WRITTEN REQUEST =>
Format every line of each item below as a JSON list of strings, one string per line, leaving out blank lines.

RECORDS TO PROCESS =>
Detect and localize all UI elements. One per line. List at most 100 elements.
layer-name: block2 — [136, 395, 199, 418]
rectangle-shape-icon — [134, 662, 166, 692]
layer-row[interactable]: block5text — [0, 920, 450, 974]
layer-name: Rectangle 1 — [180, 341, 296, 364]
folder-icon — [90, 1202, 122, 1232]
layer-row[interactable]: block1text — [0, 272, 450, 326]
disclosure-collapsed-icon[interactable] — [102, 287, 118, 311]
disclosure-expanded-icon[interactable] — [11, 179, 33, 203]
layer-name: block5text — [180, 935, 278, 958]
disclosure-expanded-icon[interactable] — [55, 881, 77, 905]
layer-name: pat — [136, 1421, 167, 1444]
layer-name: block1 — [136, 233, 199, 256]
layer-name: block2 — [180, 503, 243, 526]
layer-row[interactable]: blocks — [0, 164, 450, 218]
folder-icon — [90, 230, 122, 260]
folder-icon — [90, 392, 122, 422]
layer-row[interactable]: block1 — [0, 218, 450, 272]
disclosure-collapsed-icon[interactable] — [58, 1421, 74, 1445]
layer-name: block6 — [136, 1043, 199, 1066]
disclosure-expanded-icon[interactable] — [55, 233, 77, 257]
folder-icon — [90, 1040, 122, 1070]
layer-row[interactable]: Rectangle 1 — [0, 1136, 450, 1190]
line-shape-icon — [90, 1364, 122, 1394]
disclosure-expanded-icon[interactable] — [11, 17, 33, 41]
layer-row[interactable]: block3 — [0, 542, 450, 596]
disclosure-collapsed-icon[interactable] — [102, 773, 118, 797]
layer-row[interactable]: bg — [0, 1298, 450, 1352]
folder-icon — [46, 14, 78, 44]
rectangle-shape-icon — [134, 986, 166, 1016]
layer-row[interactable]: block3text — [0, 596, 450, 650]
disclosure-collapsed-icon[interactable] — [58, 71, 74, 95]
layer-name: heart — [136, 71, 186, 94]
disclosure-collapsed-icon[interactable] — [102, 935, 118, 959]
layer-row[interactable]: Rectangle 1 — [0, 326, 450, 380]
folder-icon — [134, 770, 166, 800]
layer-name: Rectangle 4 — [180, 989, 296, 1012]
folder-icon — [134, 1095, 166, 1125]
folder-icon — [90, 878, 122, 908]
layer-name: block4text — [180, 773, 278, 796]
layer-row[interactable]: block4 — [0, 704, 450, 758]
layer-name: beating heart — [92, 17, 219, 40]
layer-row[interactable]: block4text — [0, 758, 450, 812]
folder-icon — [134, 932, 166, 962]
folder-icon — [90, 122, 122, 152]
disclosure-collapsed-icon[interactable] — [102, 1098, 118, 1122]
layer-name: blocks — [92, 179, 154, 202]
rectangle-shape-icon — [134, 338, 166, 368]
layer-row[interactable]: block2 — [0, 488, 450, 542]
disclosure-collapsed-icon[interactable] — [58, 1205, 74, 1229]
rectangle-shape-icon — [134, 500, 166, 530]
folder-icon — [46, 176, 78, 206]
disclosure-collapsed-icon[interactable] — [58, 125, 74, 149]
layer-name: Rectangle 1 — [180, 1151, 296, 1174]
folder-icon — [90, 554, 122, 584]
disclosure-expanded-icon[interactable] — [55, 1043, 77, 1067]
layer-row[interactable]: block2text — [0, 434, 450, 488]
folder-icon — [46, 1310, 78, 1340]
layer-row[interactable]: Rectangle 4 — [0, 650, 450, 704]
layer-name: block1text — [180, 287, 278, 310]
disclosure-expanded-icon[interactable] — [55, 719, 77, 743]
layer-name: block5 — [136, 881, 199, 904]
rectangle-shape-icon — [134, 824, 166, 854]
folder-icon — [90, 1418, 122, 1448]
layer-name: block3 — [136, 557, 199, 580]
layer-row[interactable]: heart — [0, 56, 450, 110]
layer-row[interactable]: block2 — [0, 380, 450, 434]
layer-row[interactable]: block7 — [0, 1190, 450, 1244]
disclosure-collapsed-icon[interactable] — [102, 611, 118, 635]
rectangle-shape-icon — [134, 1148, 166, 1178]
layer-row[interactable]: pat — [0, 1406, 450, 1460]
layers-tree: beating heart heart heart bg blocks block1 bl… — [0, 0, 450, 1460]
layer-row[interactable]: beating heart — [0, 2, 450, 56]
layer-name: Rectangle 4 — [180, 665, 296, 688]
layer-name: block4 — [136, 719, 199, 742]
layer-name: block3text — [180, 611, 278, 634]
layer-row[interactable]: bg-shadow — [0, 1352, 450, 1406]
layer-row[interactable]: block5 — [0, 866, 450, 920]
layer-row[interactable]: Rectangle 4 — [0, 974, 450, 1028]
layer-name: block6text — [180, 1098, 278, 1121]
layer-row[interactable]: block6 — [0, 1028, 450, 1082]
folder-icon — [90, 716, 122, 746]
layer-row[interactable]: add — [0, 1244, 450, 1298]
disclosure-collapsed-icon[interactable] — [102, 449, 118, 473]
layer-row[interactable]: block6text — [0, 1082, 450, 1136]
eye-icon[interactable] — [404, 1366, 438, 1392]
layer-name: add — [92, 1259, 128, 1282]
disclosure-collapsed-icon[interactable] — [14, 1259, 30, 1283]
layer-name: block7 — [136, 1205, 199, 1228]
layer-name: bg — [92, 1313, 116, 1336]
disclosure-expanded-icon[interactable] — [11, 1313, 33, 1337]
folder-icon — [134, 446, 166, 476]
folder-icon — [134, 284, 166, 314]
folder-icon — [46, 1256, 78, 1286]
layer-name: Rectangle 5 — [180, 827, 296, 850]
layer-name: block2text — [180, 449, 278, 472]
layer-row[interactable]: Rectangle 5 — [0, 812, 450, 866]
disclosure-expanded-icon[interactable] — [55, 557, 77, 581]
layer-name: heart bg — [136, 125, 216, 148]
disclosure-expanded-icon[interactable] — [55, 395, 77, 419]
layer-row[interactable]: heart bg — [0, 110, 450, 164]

THE REPLY =>
[
  "Detect and localize all UI elements. One per line. List at most 100 elements.",
  "layer-name: block2 — [136, 395, 199, 418]",
  "rectangle-shape-icon — [134, 662, 166, 692]",
  "layer-row[interactable]: block5text — [0, 920, 450, 974]",
  "layer-name: Rectangle 1 — [180, 341, 296, 364]",
  "folder-icon — [90, 1202, 122, 1232]",
  "layer-row[interactable]: block1text — [0, 272, 450, 326]",
  "disclosure-collapsed-icon[interactable] — [102, 287, 118, 311]",
  "disclosure-expanded-icon[interactable] — [11, 179, 33, 203]",
  "layer-name: block5text — [180, 935, 278, 958]",
  "disclosure-expanded-icon[interactable] — [55, 881, 77, 905]",
  "layer-name: pat — [136, 1421, 167, 1444]",
  "layer-name: block1 — [136, 233, 199, 256]",
  "layer-name: block2 — [180, 503, 243, 526]",
  "layer-row[interactable]: blocks — [0, 164, 450, 218]",
  "folder-icon — [90, 230, 122, 260]",
  "folder-icon — [90, 392, 122, 422]",
  "layer-row[interactable]: block1 — [0, 218, 450, 272]",
  "disclosure-collapsed-icon[interactable] — [58, 1421, 74, 1445]",
  "layer-name: block6 — [136, 1043, 199, 1066]",
  "disclosure-expanded-icon[interactable] — [55, 233, 77, 257]",
  "folder-icon — [90, 1040, 122, 1070]",
  "layer-row[interactable]: Rectangle 1 — [0, 1136, 450, 1190]",
  "line-shape-icon — [90, 1364, 122, 1394]",
  "disclosure-expanded-icon[interactable] — [11, 17, 33, 41]",
  "layer-row[interactable]: block3 — [0, 542, 450, 596]",
  "disclosure-collapsed-icon[interactable] — [102, 773, 118, 797]",
  "layer-row[interactable]: bg — [0, 1298, 450, 1352]",
  "folder-icon — [46, 14, 78, 44]",
  "rectangle-shape-icon — [134, 986, 166, 1016]",
  "layer-row[interactable]: block3text — [0, 596, 450, 650]",
  "disclosure-collapsed-icon[interactable] — [58, 71, 74, 95]",
  "layer-name: heart — [136, 71, 186, 94]",
  "disclosure-collapsed-icon[interactable] — [102, 935, 118, 959]",
  "layer-row[interactable]: Rectangle 1 — [0, 326, 450, 380]",
  "folder-icon — [134, 770, 166, 800]",
  "layer-name: Rectangle 4 — [180, 989, 296, 1012]",
  "folder-icon — [134, 1095, 166, 1125]",
  "folder-icon — [90, 878, 122, 908]",
  "layer-name: block4text — [180, 773, 278, 796]",
  "layer-row[interactable]: block4 — [0, 704, 450, 758]",
  "layer-name: beating heart — [92, 17, 219, 40]",
  "layer-row[interactable]: block4text — [0, 758, 450, 812]",
  "folder-icon — [134, 932, 166, 962]",
  "folder-icon — [90, 122, 122, 152]",
  "disclosure-collapsed-icon[interactable] — [102, 1098, 118, 1122]",
  "layer-name: blocks — [92, 179, 154, 202]",
  "rectangle-shape-icon — [134, 338, 166, 368]",
  "layer-row[interactable]: block2 — [0, 488, 450, 542]",
  "disclosure-collapsed-icon[interactable] — [58, 1205, 74, 1229]",
  "rectangle-shape-icon — [134, 500, 166, 530]",
  "folder-icon — [46, 176, 78, 206]",
  "disclosure-collapsed-icon[interactable] — [58, 125, 74, 149]",
  "layer-name: Rectangle 1 — [180, 1151, 296, 1174]",
  "folder-icon — [90, 554, 122, 584]",
  "disclosure-expanded-icon[interactable] — [55, 1043, 77, 1067]",
  "layer-row[interactable]: block2text — [0, 434, 450, 488]",
  "folder-icon — [46, 1310, 78, 1340]",
  "layer-row[interactable]: Rectangle 4 — [0, 650, 450, 704]",
  "layer-name: block1text — [180, 287, 278, 310]",
  "disclosure-expanded-icon[interactable] — [55, 719, 77, 743]",
  "layer-name: block5 — [136, 881, 199, 904]",
  "rectangle-shape-icon — [134, 824, 166, 854]",
  "folder-icon — [90, 1418, 122, 1448]",
  "layer-name: block3 — [136, 557, 199, 580]",
  "layer-row[interactable]: heart — [0, 56, 450, 110]",
  "layer-row[interactable]: block2 — [0, 380, 450, 434]",
  "layer-row[interactable]: block7 — [0, 1190, 450, 1244]",
  "disclosure-collapsed-icon[interactable] — [102, 611, 118, 635]",
  "rectangle-shape-icon — [134, 1148, 166, 1178]",
  "layer-row[interactable]: pat — [0, 1406, 450, 1460]",
  "layers-tree: beating heart heart heart bg blocks block1 bl… — [0, 0, 450, 1460]",
  "layer-row[interactable]: beating heart — [0, 2, 450, 56]",
  "layer-name: Rectangle 4 — [180, 665, 296, 688]",
  "layer-name: block4 — [136, 719, 199, 742]",
  "layer-name: block3text — [180, 611, 278, 634]",
  "layer-row[interactable]: bg-shadow — [0, 1352, 450, 1406]",
  "layer-row[interactable]: block5 — [0, 866, 450, 920]",
  "layer-row[interactable]: Rectangle 4 — [0, 974, 450, 1028]",
  "layer-name: block6text — [180, 1098, 278, 1121]",
  "layer-row[interactable]: block6 — [0, 1028, 450, 1082]",
  "folder-icon — [90, 716, 122, 746]",
  "layer-row[interactable]: add — [0, 1244, 450, 1298]",
  "disclosure-collapsed-icon[interactable] — [102, 449, 118, 473]",
  "layer-row[interactable]: block6text — [0, 1082, 450, 1136]",
  "eye-icon[interactable] — [404, 1366, 438, 1392]",
  "layer-name: add — [92, 1259, 128, 1282]",
  "disclosure-collapsed-icon[interactable] — [14, 1259, 30, 1283]",
  "layer-name: block7 — [136, 1205, 199, 1228]",
  "layer-name: bg — [92, 1313, 116, 1336]",
  "disclosure-expanded-icon[interactable] — [11, 1313, 33, 1337]",
  "folder-icon — [134, 446, 166, 476]",
  "folder-icon — [134, 284, 166, 314]",
  "folder-icon — [46, 1256, 78, 1286]",
  "layer-name: Rectangle 5 — [180, 827, 296, 850]",
  "layer-name: block2text — [180, 449, 278, 472]",
  "layer-row[interactable]: Rectangle 5 — [0, 812, 450, 866]",
  "disclosure-expanded-icon[interactable] — [55, 557, 77, 581]",
  "layer-name: heart bg — [136, 125, 216, 148]",
  "disclosure-expanded-icon[interactable] — [55, 395, 77, 419]",
  "layer-row[interactable]: heart bg — [0, 110, 450, 164]"
]